Exercise: Using the material that follows, identify and copy each line with the string "this".
%%
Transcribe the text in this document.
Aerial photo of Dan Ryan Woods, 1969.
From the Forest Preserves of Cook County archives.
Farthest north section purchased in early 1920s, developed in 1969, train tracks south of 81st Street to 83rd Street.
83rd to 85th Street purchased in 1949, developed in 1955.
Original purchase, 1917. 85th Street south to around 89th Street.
%%
%%
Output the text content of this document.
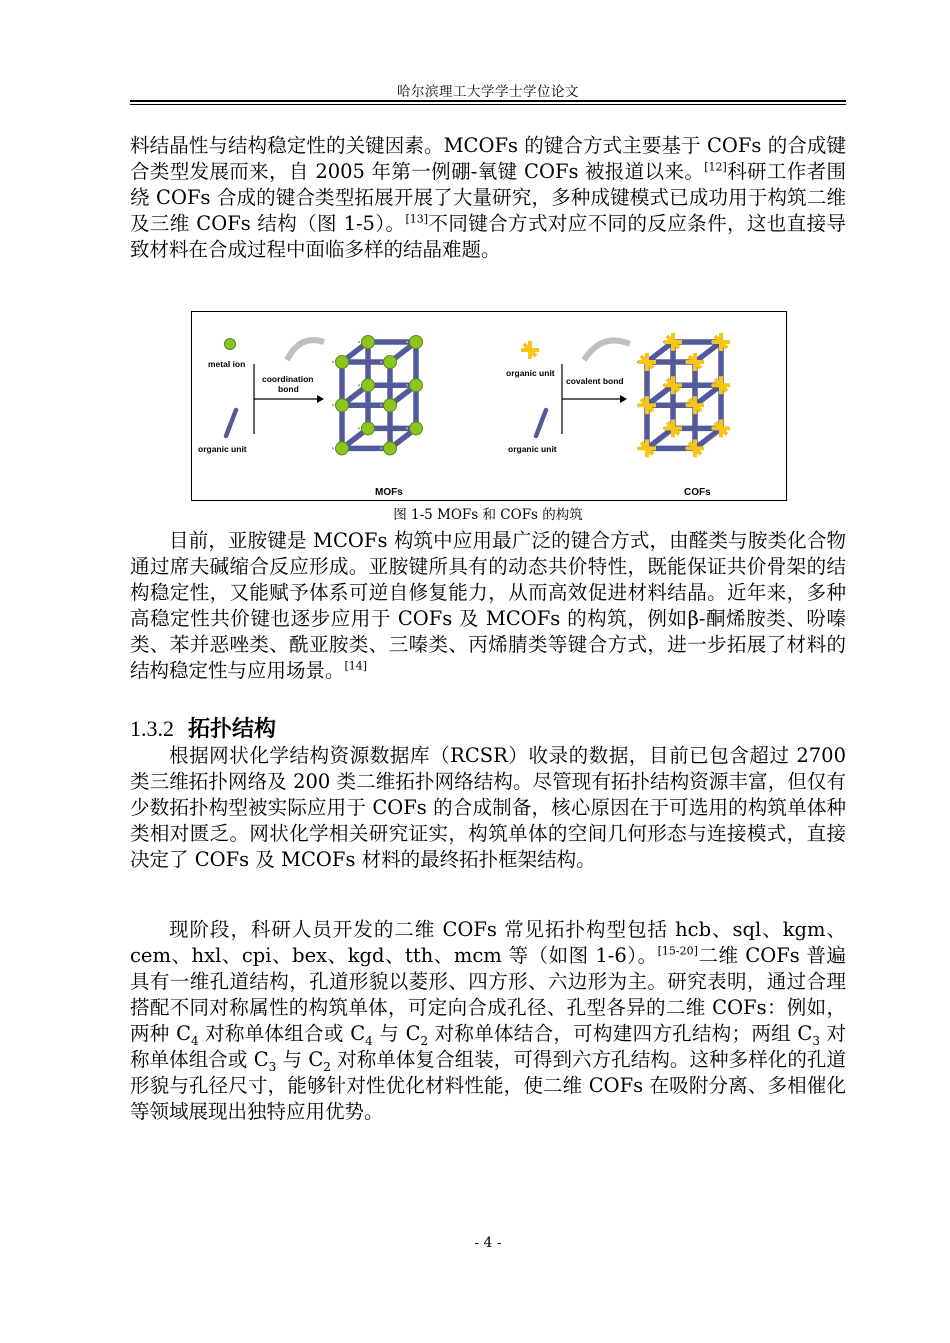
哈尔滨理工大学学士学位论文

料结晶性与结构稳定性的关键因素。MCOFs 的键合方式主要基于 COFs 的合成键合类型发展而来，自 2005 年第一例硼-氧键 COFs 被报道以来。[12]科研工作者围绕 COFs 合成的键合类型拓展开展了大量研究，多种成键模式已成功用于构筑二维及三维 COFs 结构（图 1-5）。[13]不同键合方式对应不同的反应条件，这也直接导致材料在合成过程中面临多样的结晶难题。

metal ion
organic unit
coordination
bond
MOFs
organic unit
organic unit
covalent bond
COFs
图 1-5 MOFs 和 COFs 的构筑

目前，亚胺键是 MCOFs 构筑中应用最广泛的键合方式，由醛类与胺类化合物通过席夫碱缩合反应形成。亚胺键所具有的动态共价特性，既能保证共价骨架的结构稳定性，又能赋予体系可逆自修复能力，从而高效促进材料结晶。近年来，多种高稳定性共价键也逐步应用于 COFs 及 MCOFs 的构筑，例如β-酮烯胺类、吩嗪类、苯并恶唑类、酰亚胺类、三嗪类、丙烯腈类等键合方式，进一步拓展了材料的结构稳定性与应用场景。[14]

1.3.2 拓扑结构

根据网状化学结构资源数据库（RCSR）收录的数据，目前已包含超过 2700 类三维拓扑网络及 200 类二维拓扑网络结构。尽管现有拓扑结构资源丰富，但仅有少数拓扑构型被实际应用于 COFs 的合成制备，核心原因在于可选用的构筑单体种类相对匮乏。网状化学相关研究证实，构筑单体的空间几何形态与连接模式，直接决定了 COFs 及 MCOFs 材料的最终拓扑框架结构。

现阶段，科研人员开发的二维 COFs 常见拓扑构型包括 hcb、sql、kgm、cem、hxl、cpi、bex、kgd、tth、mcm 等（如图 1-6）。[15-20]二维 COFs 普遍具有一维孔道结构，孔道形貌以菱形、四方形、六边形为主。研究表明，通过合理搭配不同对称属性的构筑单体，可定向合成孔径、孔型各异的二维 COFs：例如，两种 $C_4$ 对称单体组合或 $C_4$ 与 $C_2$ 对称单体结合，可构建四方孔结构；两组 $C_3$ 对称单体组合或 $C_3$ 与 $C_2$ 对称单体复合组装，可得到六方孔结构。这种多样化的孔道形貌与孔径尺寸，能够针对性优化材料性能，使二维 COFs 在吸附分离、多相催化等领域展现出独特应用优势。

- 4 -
%%
Result of the exercise:
Transcribe the text in this document.
Output the text content of this document.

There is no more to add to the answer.